[Dataset rows]

-*-*-

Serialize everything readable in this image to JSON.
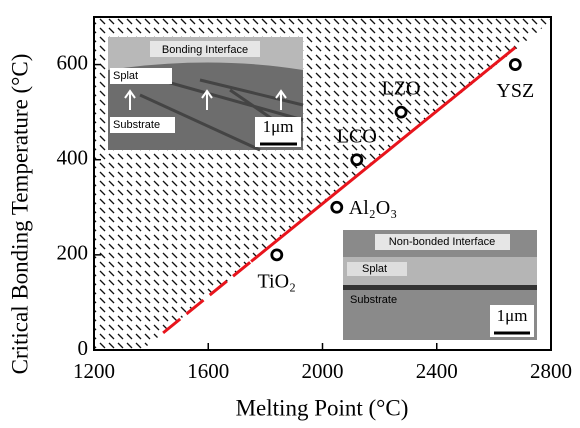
{
  "chart_data": {
    "type": "scatter",
    "x_label": "Melting Point (°C)",
    "y_label": "Critical Bonding Temperature (°C)",
    "xlim": [
      1200,
      2800
    ],
    "xticks": [
      1200,
      1600,
      2000,
      2400,
      2800
    ],
    "ylim": [
      0,
      700
    ],
    "yticks": [
      0,
      200,
      400,
      600
    ],
    "x": [
      1840,
      2050,
      2120,
      2275,
      2675
    ],
    "values": [
      200,
      300,
      400,
      500,
      600
    ],
    "point_labels": [
      "TiO₂",
      "Al₂O₃",
      "LCO",
      "LZO",
      "YSZ"
    ],
    "marker_color": "#000000",
    "lines": [
      {
        "color": "#e8141c",
        "dashed": true,
        "x": [
          1442,
          1750
        ],
        "values": [
          36,
          186
        ]
      },
      {
        "color": "#e8141c",
        "dashed": false,
        "x": [
          1750,
          2675
        ],
        "values": [
          186,
          636
        ]
      }
    ],
    "insets": [
      {
        "title": "Bonding Interface",
        "upper": "Splat",
        "lower": "Substrate",
        "scale": "1μm"
      },
      {
        "title": "Non-bonded Interface",
        "upper": "Splat",
        "lower": "Substrate",
        "scale": "1μm"
      }
    ]
  }
}
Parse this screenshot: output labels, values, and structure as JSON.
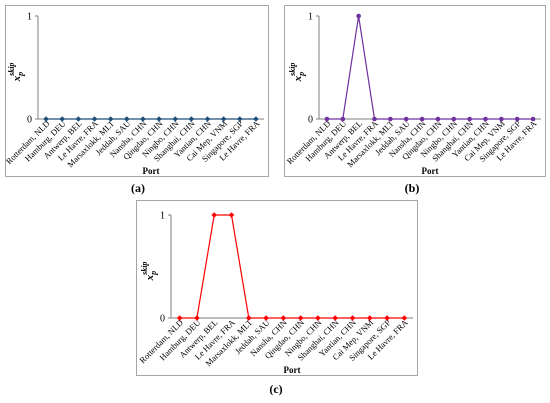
{
  "chart_data": [
    {
      "type": "line",
      "panel_label": "(a)",
      "categories": [
        "Rotterdam, NLD",
        "Hamburg, DEU",
        "Antwerp, BEL",
        "Le Havre, FRA",
        "Marsaxlokk, MLT",
        "Jeddah, SAU",
        "Nansha, CHN",
        "Qingdao, CHN",
        "Ningbo, CHN",
        "Shanghai, CHN",
        "Yantian, CHN",
        "Cai Mep, VNM",
        "Singapore, SGP",
        "Le Havre, FRA"
      ],
      "values": [
        0,
        0,
        0,
        0,
        0,
        0,
        0,
        0,
        0,
        0,
        0,
        0,
        0,
        0
      ],
      "xlabel": "Port",
      "ylabel_base": "x",
      "ylabel_sub": "p",
      "ylabel_sup": "skip",
      "yticks": [
        "0",
        "1"
      ],
      "ylim": [
        0,
        1
      ],
      "color": "#1f4e79",
      "marker": "diamond"
    },
    {
      "type": "line",
      "panel_label": "(b)",
      "categories": [
        "Rotterdam, NLD",
        "Hamburg, DEU",
        "Antwerp, BEL",
        "Le Havre, FRA",
        "Marsaxlokk, MLT",
        "Jeddah, SAU",
        "Nansha, CHN",
        "Qingdao, CHN",
        "Ningbo, CHN",
        "Shanghai, CHN",
        "Yantian, CHN",
        "Cai Mep, VNM",
        "Singapore, SGP",
        "Le Havre, FRA"
      ],
      "values": [
        0,
        0,
        1,
        0,
        0,
        0,
        0,
        0,
        0,
        0,
        0,
        0,
        0,
        0
      ],
      "xlabel": "Port",
      "ylabel_base": "x",
      "ylabel_sub": "p",
      "ylabel_sup": "skip",
      "yticks": [
        "0",
        "1"
      ],
      "ylim": [
        0,
        1
      ],
      "color": "#7030a0",
      "marker": "circle"
    },
    {
      "type": "line",
      "panel_label": "(c)",
      "categories": [
        "Rotterdam, NLD",
        "Hamburg, DEU",
        "Antwerp, BEL",
        "Le Havre, FRA",
        "Marsaxlokk, MLT",
        "Jeddah, SAU",
        "Nansha, CHN",
        "Qingdao, CHN",
        "Ningbo, CHN",
        "Shanghai, CHN",
        "Yantian, CHN",
        "Cai Mep, VNM",
        "Singapore, SGP",
        "Le Havre, FRA"
      ],
      "values": [
        0,
        0,
        1,
        1,
        0,
        0,
        0,
        0,
        0,
        0,
        0,
        0,
        0,
        0
      ],
      "xlabel": "Port",
      "ylabel_base": "x",
      "ylabel_sub": "p",
      "ylabel_sup": "skip",
      "yticks": [
        "0",
        "1"
      ],
      "ylim": [
        0,
        1
      ],
      "color": "#ff0000",
      "marker": "diamond"
    }
  ]
}
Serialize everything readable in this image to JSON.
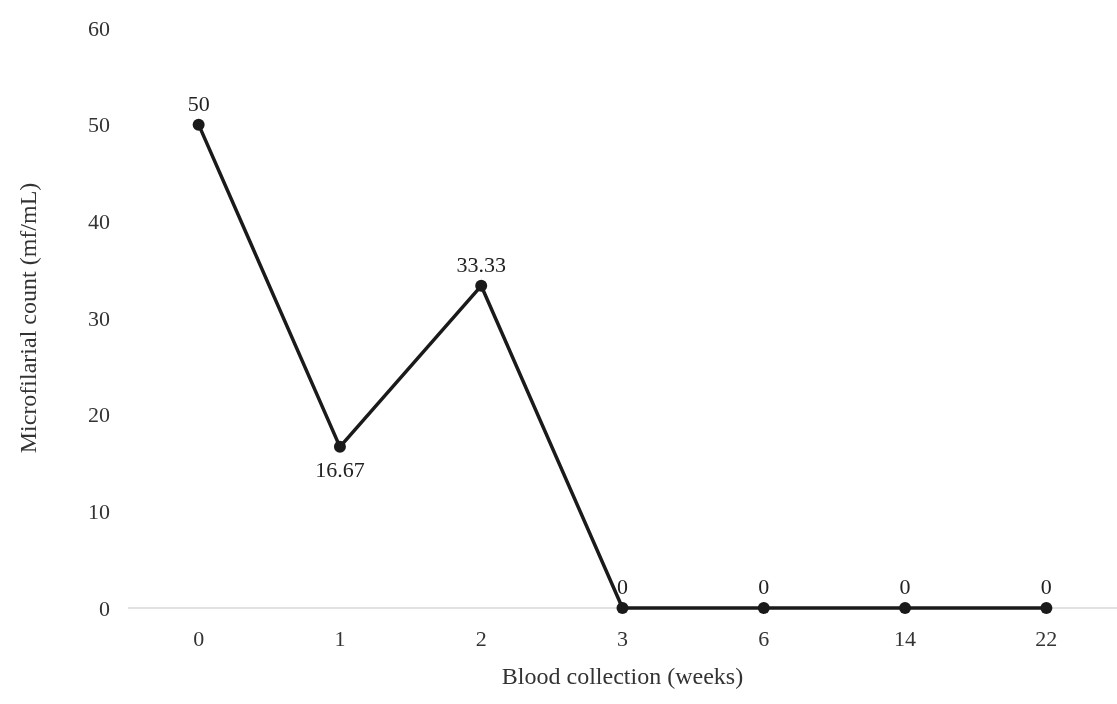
{
  "chart_data": {
    "type": "line",
    "xlabel": "Blood collection (weeks)",
    "ylabel": "Microfilarial count (mf/mL)",
    "categories": [
      "0",
      "1",
      "2",
      "3",
      "6",
      "14",
      "22"
    ],
    "series": [
      {
        "color": "#1a1a1a",
        "values": [
          50,
          16.67,
          33.33,
          0,
          0,
          0,
          0
        ]
      }
    ],
    "ylim": [
      0,
      60
    ],
    "yticks": [
      0,
      10,
      20,
      30,
      40,
      50,
      60
    ],
    "data_labels": true,
    "marker": "circle",
    "line_style": "solid",
    "grid": false
  }
}
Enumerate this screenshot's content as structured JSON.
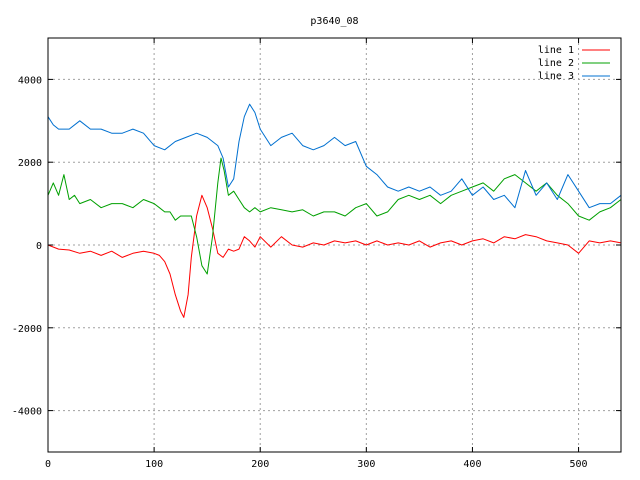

-*-*-

> WHAT IS REQUIRED
Quote everything in the listing above exactly; pictures are the only thing to omit.

> TASK RESPONSE
Serialize everything readable in this image to JSON.
{
  "chart_data": {
    "type": "scatter",
    "x_label": "Melting Point (°C)",
    "y_label": "Critical Bonding Temperature (°C)",
    "xlim": [
      1200,
      2800
    ],
    "xticks": [
      1200,
      1600,
      2000,
      2400,
      2800
    ],
    "ylim": [
      0,
      700
    ],
    "yticks": [
      0,
      200,
      400,
      600
    ],
    "x": [
      1840,
      2050,
      2120,
      2275,
      2675
    ],
    "values": [
      200,
      300,
      400,
      500,
      600
    ],
    "point_labels": [
      "TiO₂",
      "Al₂O₃",
      "LCO",
      "LZO",
      "YSZ"
    ],
    "marker_color": "#000000",
    "lines": [
      {
        "color": "#e8141c",
        "dashed": true,
        "x": [
          1442,
          1750
        ],
        "values": [
          36,
          186
        ]
      },
      {
        "color": "#e8141c",
        "dashed": false,
        "x": [
          1750,
          2675
        ],
        "values": [
          186,
          636
        ]
      }
    ],
    "insets": [
      {
        "title": "Bonding Interface",
        "upper": "Splat",
        "lower": "Substrate",
        "scale": "1μm"
      },
      {
        "title": "Non-bonded Interface",
        "upper": "Splat",
        "lower": "Substrate",
        "scale": "1μm"
      }
    ]
  }
}
Parse this screenshot: output labels, values, and structure as JSON.
{
  "chart_data": [
    {
      "type": "line",
      "panel_label": "(a)",
      "categories": [
        "Rotterdam, NLD",
        "Hamburg, DEU",
        "Antwerp, BEL",
        "Le Havre, FRA",
        "Marsaxlokk, MLT",
        "Jeddah, SAU",
        "Nansha, CHN",
        "Qingdao, CHN",
        "Ningbo, CHN",
        "Shanghai, CHN",
        "Yantian, CHN",
        "Cai Mep, VNM",
        "Singapore, SGP",
        "Le Havre, FRA"
      ],
      "values": [
        0,
        0,
        0,
        0,
        0,
        0,
        0,
        0,
        0,
        0,
        0,
        0,
        0,
        0
      ],
      "xlabel": "Port",
      "ylabel_base": "x",
      "ylabel_sub": "p",
      "ylabel_sup": "skip",
      "yticks": [
        "0",
        "1"
      ],
      "ylim": [
        0,
        1
      ],
      "color": "#1f4e79",
      "marker": "diamond"
    },
    {
      "type": "line",
      "panel_label": "(b)",
      "categories": [
        "Rotterdam, NLD",
        "Hamburg, DEU",
        "Antwerp, BEL",
        "Le Havre, FRA",
        "Marsaxlokk, MLT",
        "Jeddah, SAU",
        "Nansha, CHN",
        "Qingdao, CHN",
        "Ningbo, CHN",
        "Shanghai, CHN",
        "Yantian, CHN",
        "Cai Mep, VNM",
        "Singapore, SGP",
        "Le Havre, FRA"
      ],
      "values": [
        0,
        0,
        1,
        0,
        0,
        0,
        0,
        0,
        0,
        0,
        0,
        0,
        0,
        0
      ],
      "xlabel": "Port",
      "ylabel_base": "x",
      "ylabel_sub": "p",
      "ylabel_sup": "skip",
      "yticks": [
        "0",
        "1"
      ],
      "ylim": [
        0,
        1
      ],
      "color": "#7030a0",
      "marker": "circle"
    },
    {
      "type": "line",
      "panel_label": "(c)",
      "categories": [
        "Rotterdam, NLD",
        "Hamburg, DEU",
        "Antwerp, BEL",
        "Le Havre, FRA",
        "Marsaxlokk, MLT",
        "Jeddah, SAU",
        "Nansha, CHN",
        "Qingdao, CHN",
        "Ningbo, CHN",
        "Shanghai, CHN",
        "Yantian, CHN",
        "Cai Mep, VNM",
        "Singapore, SGP",
        "Le Havre, FRA"
      ],
      "values": [
        0,
        0,
        1,
        1,
        0,
        0,
        0,
        0,
        0,
        0,
        0,
        0,
        0,
        0
      ],
      "xlabel": "Port",
      "ylabel_base": "x",
      "ylabel_sub": "p",
      "ylabel_sup": "skip",
      "yticks": [
        "0",
        "1"
      ],
      "ylim": [
        0,
        1
      ],
      "color": "#ff0000",
      "marker": "diamond"
    }
  ]
}
Serialize everything readable in this image to JSON.
{
  "chart_data": {
    "type": "line",
    "xlabel": "Blood collection (weeks)",
    "ylabel": "Microfilarial count (mf/mL)",
    "categories": [
      "0",
      "1",
      "2",
      "3",
      "6",
      "14",
      "22"
    ],
    "series": [
      {
        "color": "#1a1a1a",
        "values": [
          50,
          16.67,
          33.33,
          0,
          0,
          0,
          0
        ]
      }
    ],
    "ylim": [
      0,
      60
    ],
    "yticks": [
      0,
      10,
      20,
      30,
      40,
      50,
      60
    ],
    "data_labels": true,
    "marker": "circle",
    "line_style": "solid",
    "grid": false
  }
}
Enumerate this screenshot's content as structured JSON.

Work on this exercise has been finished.